**WHAT YOU NEED TO DO:**
Pull out every line below that holds the word "احمد".

* BEGIN *

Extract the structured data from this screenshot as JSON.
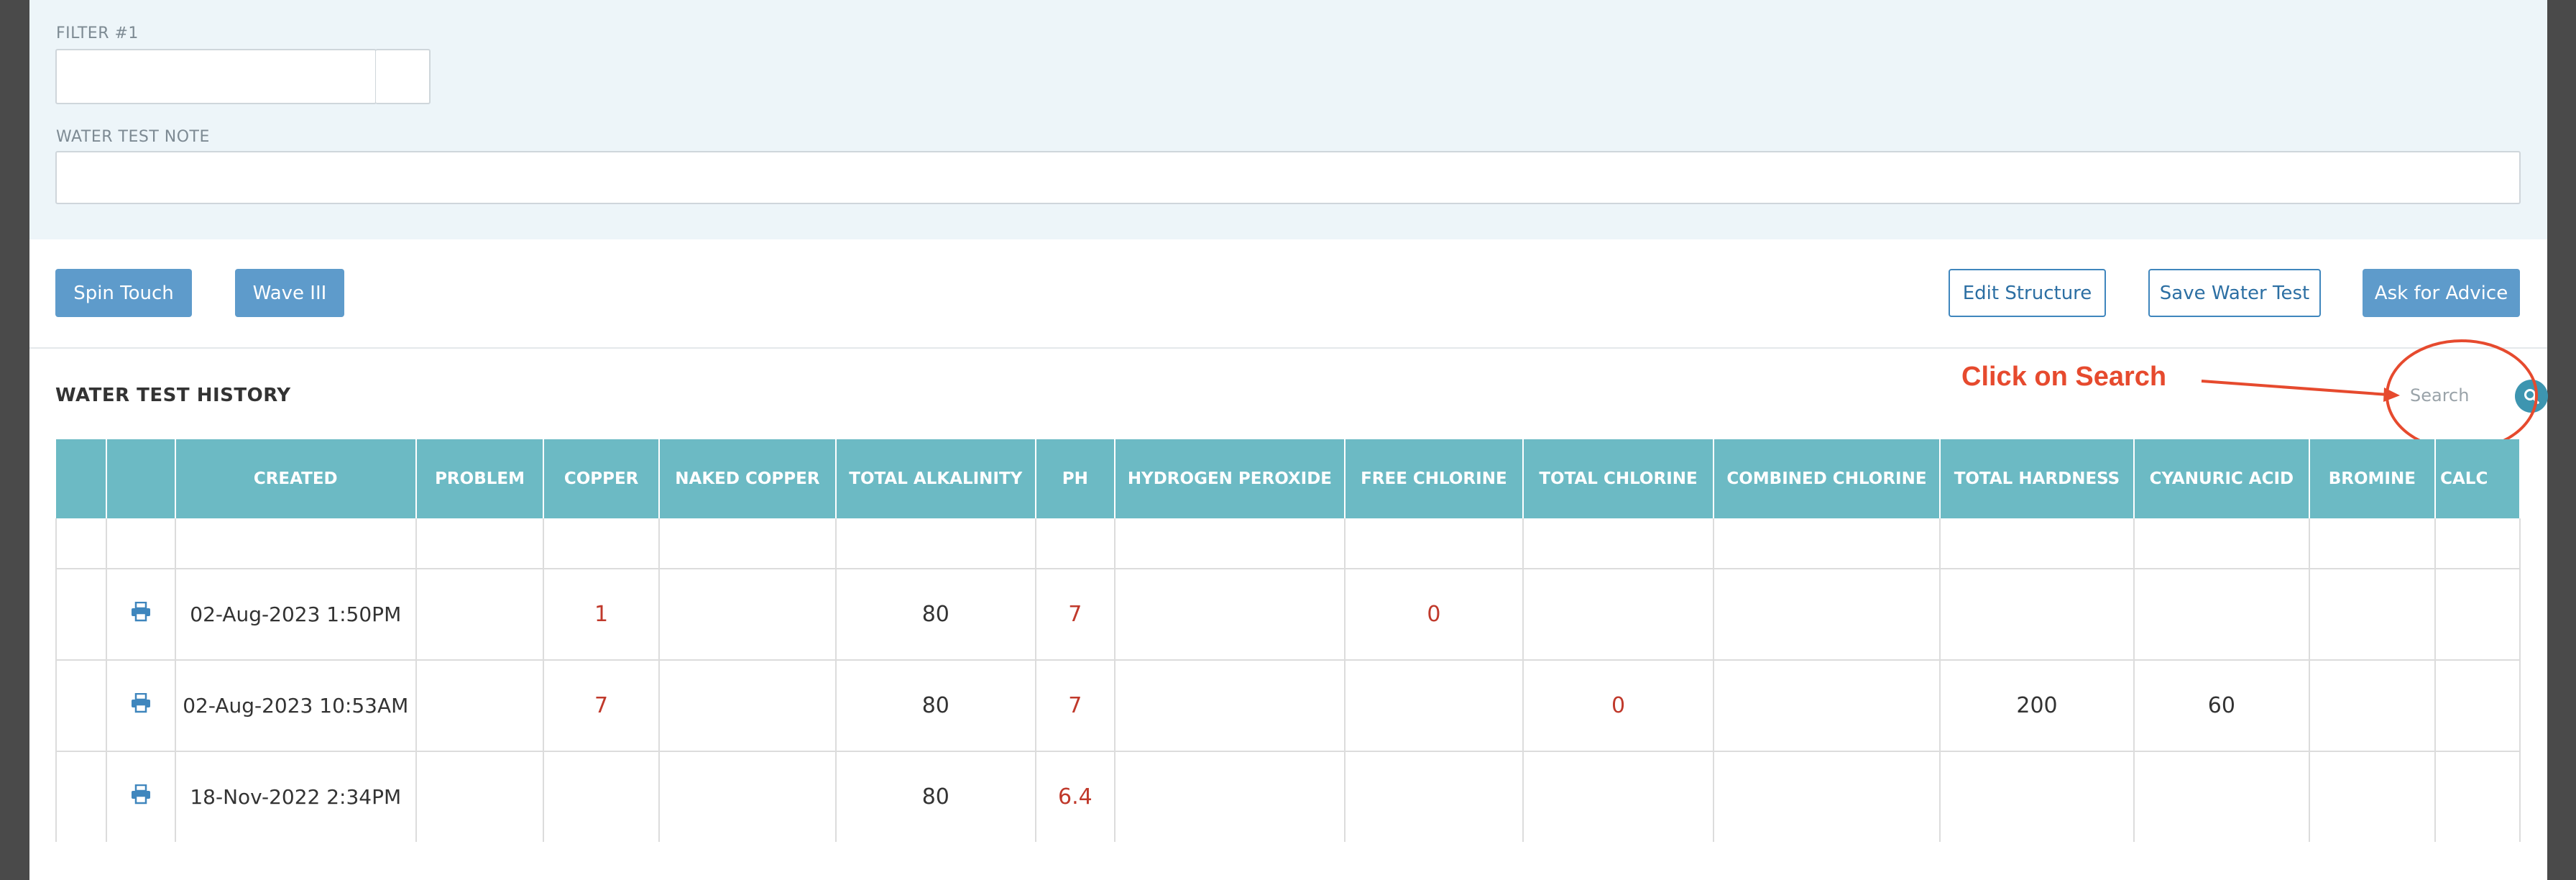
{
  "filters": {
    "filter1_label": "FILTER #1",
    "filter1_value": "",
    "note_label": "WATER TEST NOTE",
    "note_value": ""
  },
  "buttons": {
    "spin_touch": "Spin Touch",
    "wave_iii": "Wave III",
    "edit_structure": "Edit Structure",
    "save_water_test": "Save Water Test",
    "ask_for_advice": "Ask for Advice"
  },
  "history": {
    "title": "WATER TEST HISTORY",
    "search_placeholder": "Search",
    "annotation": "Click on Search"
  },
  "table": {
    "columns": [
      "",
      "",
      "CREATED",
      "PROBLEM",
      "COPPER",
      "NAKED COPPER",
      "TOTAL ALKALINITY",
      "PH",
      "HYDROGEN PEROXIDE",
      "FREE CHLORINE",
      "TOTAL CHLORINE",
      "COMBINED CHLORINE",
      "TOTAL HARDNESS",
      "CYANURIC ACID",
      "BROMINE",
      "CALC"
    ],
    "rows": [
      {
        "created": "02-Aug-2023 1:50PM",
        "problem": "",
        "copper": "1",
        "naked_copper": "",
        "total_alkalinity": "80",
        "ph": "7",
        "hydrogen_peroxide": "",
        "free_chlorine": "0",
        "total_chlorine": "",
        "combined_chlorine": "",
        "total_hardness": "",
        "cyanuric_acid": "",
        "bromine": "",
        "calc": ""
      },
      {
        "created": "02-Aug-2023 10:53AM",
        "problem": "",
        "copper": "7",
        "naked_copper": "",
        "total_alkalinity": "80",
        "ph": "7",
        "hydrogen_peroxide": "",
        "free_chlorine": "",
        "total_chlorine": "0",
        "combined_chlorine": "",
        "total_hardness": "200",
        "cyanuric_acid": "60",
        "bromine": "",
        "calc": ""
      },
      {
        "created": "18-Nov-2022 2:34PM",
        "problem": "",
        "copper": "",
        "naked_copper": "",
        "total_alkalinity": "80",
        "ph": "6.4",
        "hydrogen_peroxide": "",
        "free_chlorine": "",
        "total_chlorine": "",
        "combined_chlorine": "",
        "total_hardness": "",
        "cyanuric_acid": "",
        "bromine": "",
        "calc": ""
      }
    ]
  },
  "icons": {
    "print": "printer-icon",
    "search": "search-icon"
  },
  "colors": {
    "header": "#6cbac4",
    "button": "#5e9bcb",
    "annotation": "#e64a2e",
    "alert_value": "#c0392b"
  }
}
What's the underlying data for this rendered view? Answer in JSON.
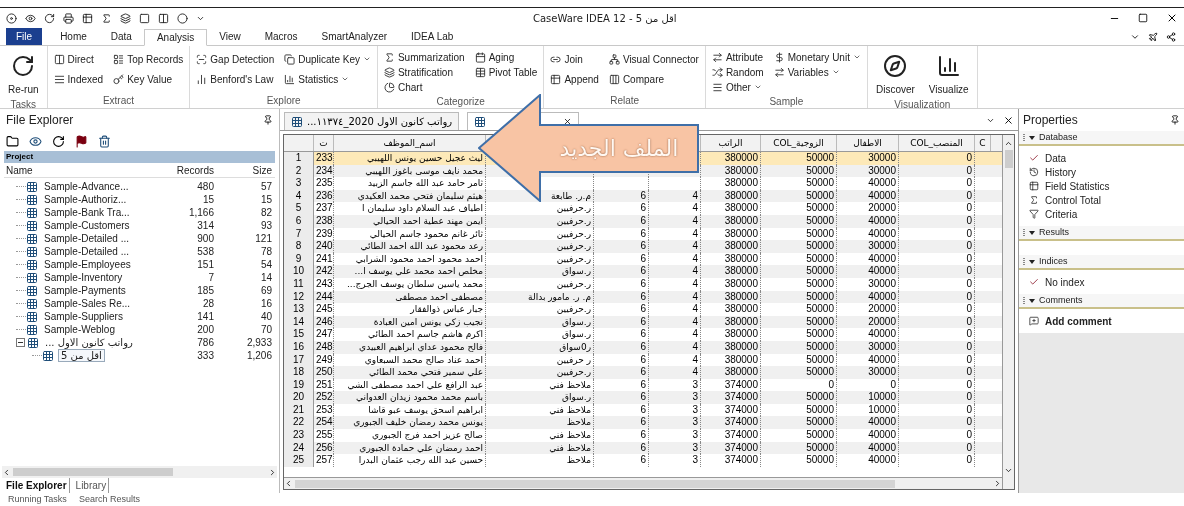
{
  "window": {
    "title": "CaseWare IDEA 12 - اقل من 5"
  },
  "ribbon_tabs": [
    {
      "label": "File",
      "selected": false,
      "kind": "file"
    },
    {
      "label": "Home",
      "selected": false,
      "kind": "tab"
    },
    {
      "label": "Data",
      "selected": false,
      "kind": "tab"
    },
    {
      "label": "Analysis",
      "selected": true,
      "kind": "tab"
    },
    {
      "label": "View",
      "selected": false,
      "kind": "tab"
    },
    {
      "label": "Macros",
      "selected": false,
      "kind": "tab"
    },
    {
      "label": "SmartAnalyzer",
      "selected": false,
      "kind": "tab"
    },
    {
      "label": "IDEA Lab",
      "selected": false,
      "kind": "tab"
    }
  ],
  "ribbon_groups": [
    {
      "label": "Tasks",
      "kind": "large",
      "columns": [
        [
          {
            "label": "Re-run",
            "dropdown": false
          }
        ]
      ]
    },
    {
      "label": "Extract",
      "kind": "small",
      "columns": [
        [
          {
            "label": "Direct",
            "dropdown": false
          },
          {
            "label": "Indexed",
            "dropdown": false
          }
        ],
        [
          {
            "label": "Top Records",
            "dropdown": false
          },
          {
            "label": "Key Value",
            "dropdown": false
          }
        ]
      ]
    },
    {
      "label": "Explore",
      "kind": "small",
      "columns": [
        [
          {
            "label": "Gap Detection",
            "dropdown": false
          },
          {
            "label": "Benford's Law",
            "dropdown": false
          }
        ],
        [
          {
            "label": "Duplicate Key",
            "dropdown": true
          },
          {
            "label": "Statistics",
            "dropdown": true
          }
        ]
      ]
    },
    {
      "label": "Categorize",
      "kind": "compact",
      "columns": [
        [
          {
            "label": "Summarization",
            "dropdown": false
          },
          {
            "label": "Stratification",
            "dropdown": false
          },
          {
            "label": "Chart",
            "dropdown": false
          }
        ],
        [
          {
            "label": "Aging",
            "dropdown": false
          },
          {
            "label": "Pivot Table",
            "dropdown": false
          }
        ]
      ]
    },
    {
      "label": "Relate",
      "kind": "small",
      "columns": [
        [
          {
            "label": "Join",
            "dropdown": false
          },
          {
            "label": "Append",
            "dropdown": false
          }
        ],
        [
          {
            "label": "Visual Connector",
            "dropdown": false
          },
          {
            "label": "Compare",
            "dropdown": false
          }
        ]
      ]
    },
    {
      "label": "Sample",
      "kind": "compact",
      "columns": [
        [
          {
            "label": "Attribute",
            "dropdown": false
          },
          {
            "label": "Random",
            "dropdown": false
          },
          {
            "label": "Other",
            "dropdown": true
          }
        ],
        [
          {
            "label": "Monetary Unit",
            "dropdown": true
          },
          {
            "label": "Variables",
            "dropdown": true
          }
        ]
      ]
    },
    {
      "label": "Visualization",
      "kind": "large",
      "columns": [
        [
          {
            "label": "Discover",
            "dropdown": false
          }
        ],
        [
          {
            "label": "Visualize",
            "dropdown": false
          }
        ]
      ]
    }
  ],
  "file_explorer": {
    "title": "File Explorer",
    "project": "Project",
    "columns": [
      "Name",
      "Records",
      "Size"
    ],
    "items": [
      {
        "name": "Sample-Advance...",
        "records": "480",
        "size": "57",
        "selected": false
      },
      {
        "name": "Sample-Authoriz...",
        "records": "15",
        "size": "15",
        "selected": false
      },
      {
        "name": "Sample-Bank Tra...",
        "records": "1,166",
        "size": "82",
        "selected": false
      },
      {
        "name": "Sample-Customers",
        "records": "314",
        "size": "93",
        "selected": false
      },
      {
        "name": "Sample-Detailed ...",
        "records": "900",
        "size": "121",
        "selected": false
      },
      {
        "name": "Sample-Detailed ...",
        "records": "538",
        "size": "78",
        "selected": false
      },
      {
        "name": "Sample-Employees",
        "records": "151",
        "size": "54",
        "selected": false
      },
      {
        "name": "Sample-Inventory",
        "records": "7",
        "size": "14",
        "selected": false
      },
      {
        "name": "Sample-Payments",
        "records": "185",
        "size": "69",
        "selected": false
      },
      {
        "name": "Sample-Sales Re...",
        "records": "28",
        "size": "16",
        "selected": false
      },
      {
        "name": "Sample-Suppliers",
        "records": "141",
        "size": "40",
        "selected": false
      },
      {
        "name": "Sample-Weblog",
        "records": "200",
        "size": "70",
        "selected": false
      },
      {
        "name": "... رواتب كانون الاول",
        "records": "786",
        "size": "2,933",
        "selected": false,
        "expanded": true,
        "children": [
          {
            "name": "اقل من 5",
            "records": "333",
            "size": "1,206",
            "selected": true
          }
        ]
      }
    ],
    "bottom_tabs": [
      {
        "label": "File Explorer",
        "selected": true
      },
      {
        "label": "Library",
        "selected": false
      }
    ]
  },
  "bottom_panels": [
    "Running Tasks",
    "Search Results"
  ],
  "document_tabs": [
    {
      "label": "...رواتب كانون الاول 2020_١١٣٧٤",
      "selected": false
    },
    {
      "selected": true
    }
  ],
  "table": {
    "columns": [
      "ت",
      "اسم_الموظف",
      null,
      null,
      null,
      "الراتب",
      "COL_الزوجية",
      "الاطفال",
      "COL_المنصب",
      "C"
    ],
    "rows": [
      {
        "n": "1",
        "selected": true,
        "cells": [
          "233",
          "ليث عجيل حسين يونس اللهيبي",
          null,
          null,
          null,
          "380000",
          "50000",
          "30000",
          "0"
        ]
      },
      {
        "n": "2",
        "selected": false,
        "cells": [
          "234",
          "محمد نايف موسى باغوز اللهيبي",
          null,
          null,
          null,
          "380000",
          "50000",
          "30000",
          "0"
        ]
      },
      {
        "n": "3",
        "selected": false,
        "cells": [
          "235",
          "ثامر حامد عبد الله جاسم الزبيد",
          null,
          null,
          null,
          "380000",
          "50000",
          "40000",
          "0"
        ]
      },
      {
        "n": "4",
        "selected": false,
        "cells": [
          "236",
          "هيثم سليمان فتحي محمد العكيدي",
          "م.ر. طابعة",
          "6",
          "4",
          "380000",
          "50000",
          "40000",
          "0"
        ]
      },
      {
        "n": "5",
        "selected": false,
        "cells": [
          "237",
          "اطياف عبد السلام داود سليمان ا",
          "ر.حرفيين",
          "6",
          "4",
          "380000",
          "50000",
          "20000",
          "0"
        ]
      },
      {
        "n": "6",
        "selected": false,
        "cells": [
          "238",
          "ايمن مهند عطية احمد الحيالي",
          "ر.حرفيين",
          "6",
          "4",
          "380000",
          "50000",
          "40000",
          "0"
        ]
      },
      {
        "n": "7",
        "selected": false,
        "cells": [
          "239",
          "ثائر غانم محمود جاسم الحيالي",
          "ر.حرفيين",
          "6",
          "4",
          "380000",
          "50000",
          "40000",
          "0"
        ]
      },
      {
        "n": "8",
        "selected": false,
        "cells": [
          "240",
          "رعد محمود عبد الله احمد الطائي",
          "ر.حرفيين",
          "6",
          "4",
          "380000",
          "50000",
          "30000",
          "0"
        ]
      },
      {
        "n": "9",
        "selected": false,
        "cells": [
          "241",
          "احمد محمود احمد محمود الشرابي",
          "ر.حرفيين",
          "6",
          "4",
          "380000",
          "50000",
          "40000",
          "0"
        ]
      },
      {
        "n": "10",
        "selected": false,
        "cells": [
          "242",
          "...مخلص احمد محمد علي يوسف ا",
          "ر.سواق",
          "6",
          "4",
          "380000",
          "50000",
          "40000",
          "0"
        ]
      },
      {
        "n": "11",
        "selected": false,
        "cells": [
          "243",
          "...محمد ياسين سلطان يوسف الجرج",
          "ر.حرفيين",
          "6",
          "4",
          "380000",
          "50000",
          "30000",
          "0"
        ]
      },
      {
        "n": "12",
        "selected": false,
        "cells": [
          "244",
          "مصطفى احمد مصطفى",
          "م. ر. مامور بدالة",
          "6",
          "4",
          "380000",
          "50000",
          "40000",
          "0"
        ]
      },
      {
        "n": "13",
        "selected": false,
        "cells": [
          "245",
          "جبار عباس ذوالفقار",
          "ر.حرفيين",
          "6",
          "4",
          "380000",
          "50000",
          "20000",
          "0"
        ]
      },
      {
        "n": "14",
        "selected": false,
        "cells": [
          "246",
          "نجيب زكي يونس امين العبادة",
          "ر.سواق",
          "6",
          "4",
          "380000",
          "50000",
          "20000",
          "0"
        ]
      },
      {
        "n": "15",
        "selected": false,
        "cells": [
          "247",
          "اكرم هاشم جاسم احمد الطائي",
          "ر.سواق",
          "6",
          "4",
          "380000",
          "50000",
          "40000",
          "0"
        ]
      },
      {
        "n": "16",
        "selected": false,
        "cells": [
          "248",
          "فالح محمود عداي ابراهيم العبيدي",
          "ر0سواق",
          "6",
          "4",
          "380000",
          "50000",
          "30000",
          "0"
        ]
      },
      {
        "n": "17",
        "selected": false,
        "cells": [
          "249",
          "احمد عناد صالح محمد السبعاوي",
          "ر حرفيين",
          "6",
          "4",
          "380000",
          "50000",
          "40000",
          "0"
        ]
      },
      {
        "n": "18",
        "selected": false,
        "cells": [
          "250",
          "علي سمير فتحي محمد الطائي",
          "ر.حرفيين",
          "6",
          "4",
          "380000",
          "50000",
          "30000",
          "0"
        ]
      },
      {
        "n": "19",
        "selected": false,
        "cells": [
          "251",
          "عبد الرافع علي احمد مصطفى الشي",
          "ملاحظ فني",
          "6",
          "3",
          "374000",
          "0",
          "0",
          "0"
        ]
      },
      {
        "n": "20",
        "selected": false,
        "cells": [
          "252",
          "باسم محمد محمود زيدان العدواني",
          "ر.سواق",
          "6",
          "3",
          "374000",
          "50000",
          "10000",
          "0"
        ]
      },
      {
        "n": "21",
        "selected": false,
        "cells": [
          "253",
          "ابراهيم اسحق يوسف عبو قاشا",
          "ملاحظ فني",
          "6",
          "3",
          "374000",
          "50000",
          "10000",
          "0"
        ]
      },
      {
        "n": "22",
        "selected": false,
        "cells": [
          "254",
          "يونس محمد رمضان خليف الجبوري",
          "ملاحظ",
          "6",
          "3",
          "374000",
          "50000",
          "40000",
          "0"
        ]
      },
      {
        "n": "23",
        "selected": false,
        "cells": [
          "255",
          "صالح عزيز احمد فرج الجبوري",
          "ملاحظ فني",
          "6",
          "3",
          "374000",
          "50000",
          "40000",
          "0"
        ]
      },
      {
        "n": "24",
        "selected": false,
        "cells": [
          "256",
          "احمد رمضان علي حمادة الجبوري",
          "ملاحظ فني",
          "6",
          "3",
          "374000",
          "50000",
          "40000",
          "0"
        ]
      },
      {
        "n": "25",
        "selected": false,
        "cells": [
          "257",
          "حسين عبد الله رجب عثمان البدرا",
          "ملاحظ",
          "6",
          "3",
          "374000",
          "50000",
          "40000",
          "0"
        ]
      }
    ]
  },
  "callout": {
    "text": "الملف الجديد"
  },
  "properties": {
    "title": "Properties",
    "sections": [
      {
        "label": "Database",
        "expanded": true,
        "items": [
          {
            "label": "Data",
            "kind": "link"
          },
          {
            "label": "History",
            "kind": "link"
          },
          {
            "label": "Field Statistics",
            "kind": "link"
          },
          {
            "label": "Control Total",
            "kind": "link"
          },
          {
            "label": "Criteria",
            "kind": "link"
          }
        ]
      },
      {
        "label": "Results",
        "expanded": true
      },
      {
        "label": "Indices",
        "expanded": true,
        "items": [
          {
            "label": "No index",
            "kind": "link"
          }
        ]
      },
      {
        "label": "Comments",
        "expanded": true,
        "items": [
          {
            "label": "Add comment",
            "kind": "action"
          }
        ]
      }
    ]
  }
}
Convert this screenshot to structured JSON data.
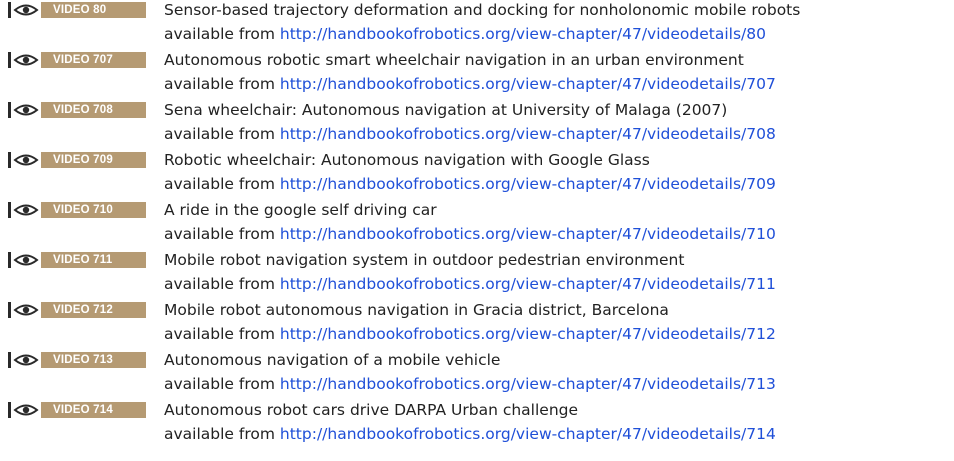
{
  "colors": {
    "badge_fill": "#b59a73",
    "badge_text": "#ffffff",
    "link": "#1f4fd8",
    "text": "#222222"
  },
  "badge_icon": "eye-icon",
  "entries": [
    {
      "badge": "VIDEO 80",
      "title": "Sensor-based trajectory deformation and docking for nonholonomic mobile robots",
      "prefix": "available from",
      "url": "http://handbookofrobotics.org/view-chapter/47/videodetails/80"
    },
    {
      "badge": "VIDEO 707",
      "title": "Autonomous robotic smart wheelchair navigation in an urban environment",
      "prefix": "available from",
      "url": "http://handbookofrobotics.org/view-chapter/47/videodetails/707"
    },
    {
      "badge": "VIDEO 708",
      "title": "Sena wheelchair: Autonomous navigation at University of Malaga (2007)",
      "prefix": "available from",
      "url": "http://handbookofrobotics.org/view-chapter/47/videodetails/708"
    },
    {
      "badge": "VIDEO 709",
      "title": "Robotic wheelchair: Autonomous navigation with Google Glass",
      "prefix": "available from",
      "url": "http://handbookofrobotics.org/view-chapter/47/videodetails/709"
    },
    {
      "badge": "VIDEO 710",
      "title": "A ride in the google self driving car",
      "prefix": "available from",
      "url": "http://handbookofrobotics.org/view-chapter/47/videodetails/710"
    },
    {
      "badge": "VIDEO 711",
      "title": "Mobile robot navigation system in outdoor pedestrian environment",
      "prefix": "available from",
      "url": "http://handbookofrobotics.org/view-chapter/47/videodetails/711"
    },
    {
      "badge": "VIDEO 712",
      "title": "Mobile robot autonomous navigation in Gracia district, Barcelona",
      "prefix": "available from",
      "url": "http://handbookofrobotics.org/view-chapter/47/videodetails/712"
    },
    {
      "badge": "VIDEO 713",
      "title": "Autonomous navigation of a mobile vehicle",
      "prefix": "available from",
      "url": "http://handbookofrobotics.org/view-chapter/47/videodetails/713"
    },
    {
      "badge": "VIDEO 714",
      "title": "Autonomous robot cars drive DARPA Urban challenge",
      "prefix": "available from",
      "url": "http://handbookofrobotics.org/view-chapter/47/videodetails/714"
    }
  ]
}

* END *

**TASK RESPONSE:**
          "ايمن مهند عطية احمد الحيالي",
          "رعد محمود عبد الله احمد الطائي",
          "احمد محمود احمد محمود الشرابي",
          "...مخلص احمد محمد علي يوسف ا",
          "مصطفى احمد مصطفى",
          "اكرم هاشم جاسم احمد الطائي",
          "احمد عناد صالح محمد السبعاوي",
          "عبد الرافع علي احمد مصطفى الشي",
          "صالح عزيز احمد فرج الجبوري",
          "احمد رمضان علي حمادة الجبوري",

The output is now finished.